_Directions for this task_
Restate the complete material exactly.

(Source records)
#####

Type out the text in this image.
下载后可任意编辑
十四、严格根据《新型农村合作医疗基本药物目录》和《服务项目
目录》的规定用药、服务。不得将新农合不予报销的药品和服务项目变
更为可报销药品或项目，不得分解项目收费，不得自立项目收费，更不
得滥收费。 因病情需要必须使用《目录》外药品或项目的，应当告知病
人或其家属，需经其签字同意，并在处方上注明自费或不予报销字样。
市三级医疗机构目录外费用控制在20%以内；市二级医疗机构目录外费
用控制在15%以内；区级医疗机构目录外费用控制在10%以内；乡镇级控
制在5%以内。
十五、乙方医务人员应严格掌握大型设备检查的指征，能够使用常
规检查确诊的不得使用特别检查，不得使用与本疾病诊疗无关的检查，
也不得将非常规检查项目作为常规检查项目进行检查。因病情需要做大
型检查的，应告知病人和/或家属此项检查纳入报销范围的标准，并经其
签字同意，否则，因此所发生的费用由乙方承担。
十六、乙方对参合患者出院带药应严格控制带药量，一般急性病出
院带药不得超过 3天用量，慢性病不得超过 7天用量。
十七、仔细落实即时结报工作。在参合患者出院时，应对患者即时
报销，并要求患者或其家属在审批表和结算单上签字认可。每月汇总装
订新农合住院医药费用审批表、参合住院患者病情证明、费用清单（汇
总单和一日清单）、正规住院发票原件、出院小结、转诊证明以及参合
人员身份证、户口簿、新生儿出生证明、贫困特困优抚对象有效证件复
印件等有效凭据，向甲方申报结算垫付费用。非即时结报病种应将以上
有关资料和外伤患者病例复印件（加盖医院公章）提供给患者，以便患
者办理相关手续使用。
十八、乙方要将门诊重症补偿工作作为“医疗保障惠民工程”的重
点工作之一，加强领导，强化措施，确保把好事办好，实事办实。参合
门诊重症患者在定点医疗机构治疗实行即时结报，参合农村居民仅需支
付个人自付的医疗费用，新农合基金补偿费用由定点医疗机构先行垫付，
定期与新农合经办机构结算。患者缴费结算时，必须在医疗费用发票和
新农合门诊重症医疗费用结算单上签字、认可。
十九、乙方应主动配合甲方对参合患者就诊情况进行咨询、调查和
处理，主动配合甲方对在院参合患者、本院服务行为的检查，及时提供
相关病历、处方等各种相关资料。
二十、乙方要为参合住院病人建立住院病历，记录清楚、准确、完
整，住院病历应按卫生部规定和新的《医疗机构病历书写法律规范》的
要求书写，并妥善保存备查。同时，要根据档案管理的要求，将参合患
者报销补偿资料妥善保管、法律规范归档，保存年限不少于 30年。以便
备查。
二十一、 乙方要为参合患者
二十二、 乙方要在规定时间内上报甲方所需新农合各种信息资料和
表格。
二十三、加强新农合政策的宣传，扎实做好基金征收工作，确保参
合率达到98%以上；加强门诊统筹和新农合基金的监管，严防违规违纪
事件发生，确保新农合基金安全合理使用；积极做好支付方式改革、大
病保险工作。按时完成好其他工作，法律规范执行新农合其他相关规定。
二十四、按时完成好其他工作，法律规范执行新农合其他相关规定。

#####

_Expected output_
Type out the text in this image.
下载后可任意编辑
十四、严格根据《新型农村合作医疗基本药物目录》和《服务项目
目录》的规定用药、服务。不得将新农合不予报销的药品和服务项目变
更为可报销药品或项目，不得分解项目收费，不得自立项目收费，更不
得滥收费。 因病情需要必须使用《目录》外药品或项目的，应当告知病
人或其家属，需经其签字同意，并在处方上注明自费或不予报销字样。
市三级医疗机构目录外费用控制在20%以内；市二级医疗机构目录外费
用控制在15%以内；区级医疗机构目录外费用控制在10%以内；乡镇级控
制在5%以内。
十五、乙方医务人员应严格掌握大型设备检查的指征，能够使用常
规检查确诊的不得使用特别检查，不得使用与本疾病诊疗无关的检查，
也不得将非常规检查项目作为常规检查项目进行检查。因病情需要做大
型检查的，应告知病人和/或家属此项检查纳入报销范围的标准，并经其
签字同意，否则，因此所发生的费用由乙方承担。
十六、乙方对参合患者出院带药应严格控制带药量，一般急性病出
院带药不得超过 3天用量，慢性病不得超过 7天用量。
十七、仔细落实即时结报工作。在参合患者出院时，应对患者即时
报销，并要求患者或其家属在审批表和结算单上签字认可。每月汇总装
订新农合住院医药费用审批表、参合住院患者病情证明、费用清单（汇
总单和一日清单）、正规住院发票原件、出院小结、转诊证明以及参合
人员身份证、户口簿、新生儿出生证明、贫困特困优抚对象有效证件复
印件等有效凭据，向甲方申报结算垫付费用。非即时结报病种应将以上
有关资料和外伤患者病例复印件（加盖医院公章）提供给患者，以便患
者办理相关手续使用。
十八、乙方要将门诊重症补偿工作作为“医疗保障惠民工程”的重
点工作之一，加强领导，强化措施，确保把好事办好，实事办实。参合
门诊重症患者在定点医疗机构治疗实行即时结报，参合农村居民仅需支
付个人自付的医疗费用，新农合基金补偿费用由定点医疗机构先行垫付，
定期与新农合经办机构结算。患者缴费结算时，必须在医疗费用发票和
新农合门诊重症医疗费用结算单上签字、认可。
十九、乙方应主动配合甲方对参合患者就诊情况进行咨询、调查和
处理，主动配合甲方对在院参合患者、本院服务行为的检查，及时提供
相关病历、处方等各种相关资料。
二十、乙方要为参合住院病人建立住院病历，记录清楚、准确、完
整，住院病历应按卫生部规定和新的《医疗机构病历书写法律规范》的
要求书写，并妥善保存备查。同时，要根据档案管理的要求，将参合患
者报销补偿资料妥善保管、法律规范归档，保存年限不少于 30年。以便
备查。
二十一、 乙方要为参合患者
二十二、 乙方要在规定时间内上报甲方所需新农合各种信息资料和
表格。
二十三、加强新农合政策的宣传，扎实做好基金征收工作，确保参
合率达到98%以上；加强门诊统筹和新农合基金的监管，严防违规违纪
事件发生，确保新农合基金安全合理使用；积极做好支付方式改革、大
病保险工作。按时完成好其他工作，法律规范执行新农合其他相关规定。
二十四、按时完成好其他工作，法律规范执行新农合其他相关规定。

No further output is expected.